- Directive: Pull every line containing "object" from the entries.

▽

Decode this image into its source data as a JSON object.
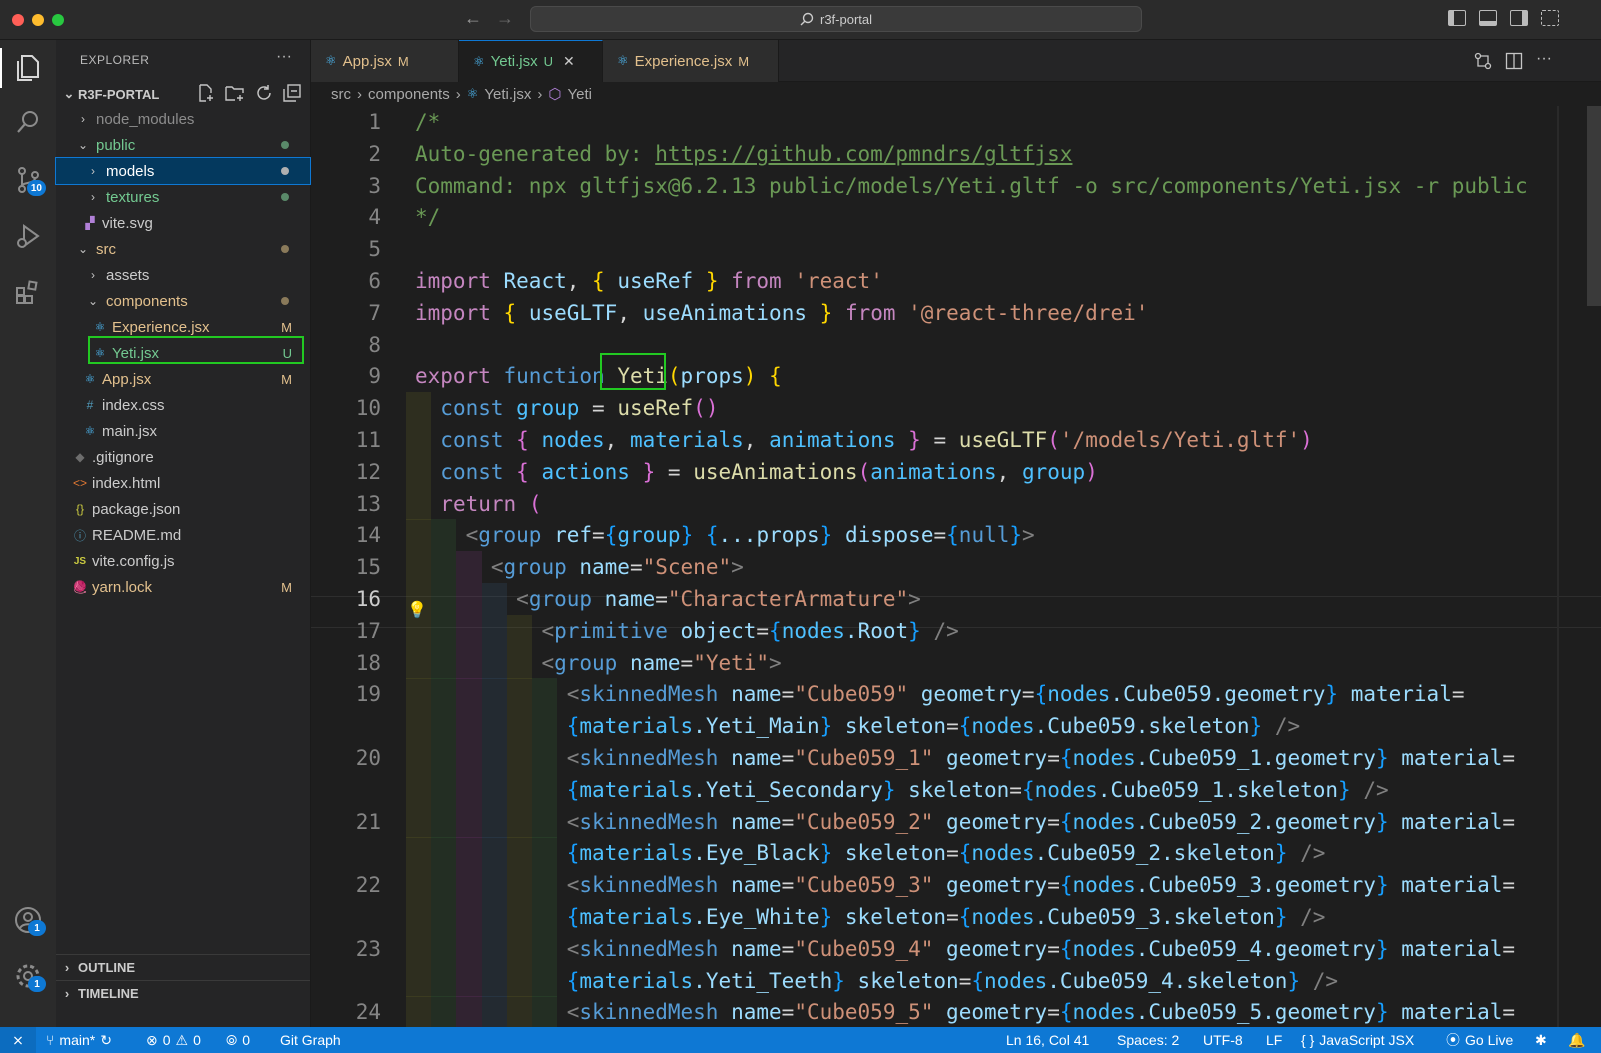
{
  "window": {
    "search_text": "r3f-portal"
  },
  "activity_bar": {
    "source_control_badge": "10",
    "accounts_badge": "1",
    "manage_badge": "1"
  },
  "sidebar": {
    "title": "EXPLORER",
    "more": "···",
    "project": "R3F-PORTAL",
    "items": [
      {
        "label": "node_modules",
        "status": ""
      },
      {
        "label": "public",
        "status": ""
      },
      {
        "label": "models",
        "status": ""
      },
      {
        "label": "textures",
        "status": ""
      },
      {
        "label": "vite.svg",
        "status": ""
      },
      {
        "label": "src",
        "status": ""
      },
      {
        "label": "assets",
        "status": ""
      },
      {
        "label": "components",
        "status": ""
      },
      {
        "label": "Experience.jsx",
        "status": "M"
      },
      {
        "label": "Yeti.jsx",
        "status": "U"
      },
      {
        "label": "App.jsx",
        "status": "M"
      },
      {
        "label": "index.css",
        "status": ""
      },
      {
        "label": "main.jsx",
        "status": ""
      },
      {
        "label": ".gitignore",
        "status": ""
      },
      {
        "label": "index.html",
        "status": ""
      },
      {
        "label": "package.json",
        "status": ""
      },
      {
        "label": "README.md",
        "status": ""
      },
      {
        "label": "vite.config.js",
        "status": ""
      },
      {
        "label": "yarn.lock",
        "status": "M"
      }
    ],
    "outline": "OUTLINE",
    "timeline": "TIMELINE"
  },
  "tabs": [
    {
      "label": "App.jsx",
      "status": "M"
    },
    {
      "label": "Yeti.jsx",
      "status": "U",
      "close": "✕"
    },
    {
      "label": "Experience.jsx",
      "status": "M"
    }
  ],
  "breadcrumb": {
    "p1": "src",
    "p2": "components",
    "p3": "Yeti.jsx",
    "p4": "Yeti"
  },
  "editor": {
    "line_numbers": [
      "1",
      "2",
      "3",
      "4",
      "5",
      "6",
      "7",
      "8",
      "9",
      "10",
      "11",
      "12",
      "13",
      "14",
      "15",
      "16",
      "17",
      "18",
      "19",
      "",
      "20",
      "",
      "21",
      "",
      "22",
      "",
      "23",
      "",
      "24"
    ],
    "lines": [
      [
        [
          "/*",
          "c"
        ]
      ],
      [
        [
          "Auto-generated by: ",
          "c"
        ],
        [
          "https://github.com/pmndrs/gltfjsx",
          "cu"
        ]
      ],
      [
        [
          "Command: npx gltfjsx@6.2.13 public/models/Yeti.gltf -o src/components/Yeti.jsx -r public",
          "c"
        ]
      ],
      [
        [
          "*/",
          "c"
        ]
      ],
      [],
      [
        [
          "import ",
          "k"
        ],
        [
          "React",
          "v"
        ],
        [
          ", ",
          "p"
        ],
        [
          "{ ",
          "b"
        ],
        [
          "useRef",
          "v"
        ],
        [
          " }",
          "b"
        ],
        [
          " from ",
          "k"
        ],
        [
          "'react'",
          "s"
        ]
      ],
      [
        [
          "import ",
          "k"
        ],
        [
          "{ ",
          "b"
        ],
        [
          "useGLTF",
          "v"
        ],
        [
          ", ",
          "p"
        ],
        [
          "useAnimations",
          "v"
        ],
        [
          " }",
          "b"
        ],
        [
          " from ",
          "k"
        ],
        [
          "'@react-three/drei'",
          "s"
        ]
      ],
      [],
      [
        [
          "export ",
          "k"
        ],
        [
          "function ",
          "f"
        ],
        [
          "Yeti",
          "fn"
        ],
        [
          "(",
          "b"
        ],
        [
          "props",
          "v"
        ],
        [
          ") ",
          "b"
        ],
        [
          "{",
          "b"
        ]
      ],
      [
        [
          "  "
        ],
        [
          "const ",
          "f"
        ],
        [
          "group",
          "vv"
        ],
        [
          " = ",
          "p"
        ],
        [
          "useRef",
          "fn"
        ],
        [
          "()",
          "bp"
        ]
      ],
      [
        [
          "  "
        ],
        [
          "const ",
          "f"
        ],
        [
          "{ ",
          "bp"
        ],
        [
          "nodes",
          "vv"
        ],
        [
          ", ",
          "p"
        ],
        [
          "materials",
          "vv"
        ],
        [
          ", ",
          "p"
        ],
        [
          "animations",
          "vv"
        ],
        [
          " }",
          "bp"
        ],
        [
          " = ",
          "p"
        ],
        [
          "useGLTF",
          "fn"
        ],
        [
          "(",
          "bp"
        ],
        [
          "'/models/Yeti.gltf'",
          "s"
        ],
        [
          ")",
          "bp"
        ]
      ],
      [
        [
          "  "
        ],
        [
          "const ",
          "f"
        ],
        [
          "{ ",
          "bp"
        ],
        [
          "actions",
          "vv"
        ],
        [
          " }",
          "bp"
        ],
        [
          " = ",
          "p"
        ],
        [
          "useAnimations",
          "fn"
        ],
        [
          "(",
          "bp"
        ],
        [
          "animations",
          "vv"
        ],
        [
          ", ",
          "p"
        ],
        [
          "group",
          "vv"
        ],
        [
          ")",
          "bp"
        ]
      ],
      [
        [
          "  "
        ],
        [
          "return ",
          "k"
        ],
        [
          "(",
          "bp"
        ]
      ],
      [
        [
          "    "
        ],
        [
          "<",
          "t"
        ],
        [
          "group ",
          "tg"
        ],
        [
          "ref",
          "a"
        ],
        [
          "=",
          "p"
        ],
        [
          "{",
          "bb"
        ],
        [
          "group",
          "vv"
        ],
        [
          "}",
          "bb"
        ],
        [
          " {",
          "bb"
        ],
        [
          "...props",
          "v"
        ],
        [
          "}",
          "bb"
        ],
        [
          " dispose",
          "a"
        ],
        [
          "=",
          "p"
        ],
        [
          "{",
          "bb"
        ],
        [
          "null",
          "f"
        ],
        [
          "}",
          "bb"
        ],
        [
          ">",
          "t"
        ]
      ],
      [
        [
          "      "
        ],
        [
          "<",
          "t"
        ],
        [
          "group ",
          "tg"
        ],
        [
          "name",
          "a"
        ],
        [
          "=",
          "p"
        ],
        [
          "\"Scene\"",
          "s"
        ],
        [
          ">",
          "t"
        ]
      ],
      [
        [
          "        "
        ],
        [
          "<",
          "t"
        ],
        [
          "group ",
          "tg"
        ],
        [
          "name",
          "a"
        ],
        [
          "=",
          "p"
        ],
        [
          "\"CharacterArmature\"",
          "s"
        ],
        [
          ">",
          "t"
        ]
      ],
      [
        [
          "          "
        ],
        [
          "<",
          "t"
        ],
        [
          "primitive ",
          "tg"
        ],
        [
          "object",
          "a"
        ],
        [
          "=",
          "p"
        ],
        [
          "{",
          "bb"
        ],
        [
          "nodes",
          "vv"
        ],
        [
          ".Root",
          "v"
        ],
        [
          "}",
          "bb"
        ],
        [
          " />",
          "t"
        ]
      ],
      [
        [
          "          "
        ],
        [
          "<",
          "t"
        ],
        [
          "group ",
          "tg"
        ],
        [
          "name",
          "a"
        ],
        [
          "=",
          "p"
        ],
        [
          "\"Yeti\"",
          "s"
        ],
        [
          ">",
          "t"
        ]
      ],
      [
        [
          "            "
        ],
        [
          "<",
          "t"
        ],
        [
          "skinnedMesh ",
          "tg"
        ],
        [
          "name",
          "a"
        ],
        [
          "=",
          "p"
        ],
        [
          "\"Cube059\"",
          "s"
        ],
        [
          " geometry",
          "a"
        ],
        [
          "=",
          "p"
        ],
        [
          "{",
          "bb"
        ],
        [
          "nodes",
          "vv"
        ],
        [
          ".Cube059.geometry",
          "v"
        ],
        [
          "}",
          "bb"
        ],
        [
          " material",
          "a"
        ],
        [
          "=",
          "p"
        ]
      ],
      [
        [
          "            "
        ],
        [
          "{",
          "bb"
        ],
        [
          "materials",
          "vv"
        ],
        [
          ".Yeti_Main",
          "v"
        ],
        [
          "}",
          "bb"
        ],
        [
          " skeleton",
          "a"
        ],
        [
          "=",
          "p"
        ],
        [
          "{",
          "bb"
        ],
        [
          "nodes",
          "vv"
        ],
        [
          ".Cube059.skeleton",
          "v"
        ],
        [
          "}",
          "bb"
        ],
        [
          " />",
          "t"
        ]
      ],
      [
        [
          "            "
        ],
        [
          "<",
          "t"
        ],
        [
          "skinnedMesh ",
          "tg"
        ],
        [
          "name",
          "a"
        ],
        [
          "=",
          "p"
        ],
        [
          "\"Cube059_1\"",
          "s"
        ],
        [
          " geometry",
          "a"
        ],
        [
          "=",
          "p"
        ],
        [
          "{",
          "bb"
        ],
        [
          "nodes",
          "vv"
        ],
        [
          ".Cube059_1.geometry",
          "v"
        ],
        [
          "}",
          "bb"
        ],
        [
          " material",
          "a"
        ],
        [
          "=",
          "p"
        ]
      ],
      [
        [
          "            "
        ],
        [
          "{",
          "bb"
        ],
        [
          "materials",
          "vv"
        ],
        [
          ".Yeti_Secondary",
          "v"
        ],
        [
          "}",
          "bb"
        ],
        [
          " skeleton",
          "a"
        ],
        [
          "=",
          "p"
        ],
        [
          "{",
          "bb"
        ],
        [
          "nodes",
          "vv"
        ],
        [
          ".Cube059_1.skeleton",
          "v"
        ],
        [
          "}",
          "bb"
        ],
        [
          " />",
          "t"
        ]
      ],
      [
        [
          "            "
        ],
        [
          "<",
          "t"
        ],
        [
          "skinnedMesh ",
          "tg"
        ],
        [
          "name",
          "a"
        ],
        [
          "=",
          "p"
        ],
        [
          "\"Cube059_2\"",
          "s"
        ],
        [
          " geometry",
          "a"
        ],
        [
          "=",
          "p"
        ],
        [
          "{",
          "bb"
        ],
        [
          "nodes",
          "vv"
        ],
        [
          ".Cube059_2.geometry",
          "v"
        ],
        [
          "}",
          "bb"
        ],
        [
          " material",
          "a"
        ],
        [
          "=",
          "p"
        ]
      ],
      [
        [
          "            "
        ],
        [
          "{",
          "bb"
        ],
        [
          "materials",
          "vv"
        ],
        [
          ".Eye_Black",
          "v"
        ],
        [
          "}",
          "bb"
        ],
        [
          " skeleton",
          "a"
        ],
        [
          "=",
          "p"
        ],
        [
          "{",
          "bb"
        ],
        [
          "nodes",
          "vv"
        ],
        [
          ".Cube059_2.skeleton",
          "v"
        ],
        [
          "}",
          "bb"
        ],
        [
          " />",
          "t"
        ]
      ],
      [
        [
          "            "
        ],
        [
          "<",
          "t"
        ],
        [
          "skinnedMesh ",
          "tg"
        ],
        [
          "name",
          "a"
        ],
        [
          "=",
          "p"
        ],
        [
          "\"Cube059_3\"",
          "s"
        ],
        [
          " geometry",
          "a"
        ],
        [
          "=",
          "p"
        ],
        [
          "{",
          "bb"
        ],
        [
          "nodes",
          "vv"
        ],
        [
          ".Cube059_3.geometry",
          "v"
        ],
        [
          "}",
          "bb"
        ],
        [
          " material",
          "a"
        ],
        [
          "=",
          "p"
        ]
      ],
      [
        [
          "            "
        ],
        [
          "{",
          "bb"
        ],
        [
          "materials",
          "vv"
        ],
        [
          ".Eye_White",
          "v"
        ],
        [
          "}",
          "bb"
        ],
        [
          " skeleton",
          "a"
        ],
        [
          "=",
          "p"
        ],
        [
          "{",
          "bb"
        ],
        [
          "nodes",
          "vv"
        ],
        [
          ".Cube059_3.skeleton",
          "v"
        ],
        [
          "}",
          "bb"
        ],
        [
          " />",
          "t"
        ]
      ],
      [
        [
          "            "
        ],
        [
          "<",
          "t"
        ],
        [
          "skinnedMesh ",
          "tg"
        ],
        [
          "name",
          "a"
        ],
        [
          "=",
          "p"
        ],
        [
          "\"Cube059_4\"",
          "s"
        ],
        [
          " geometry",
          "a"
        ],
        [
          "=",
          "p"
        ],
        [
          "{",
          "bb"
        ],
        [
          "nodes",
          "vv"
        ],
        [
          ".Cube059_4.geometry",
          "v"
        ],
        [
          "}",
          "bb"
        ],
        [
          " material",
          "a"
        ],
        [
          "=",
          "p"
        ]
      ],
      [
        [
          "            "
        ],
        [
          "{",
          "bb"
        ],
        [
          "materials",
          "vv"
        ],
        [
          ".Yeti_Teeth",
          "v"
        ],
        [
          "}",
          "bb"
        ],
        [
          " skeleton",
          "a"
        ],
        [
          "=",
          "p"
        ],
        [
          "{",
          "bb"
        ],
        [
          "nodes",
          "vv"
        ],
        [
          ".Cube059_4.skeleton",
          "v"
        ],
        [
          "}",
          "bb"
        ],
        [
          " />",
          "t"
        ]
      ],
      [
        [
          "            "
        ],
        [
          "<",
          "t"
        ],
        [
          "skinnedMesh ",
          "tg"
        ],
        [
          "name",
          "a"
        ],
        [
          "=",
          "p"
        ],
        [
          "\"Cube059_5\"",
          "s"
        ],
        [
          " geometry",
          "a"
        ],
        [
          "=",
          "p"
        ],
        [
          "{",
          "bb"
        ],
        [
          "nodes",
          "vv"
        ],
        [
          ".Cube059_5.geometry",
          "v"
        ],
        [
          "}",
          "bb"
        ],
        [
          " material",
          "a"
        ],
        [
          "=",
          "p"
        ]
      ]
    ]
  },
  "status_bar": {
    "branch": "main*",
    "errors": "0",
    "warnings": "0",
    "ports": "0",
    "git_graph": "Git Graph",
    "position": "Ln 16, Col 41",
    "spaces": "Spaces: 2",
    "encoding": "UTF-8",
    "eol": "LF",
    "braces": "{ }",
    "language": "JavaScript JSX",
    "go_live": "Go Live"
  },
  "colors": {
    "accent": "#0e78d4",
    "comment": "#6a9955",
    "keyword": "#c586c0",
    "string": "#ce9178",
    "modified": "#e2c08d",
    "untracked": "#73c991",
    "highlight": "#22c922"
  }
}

△

- Written response:
Decode this image into its source data as a JSON object.
          "object",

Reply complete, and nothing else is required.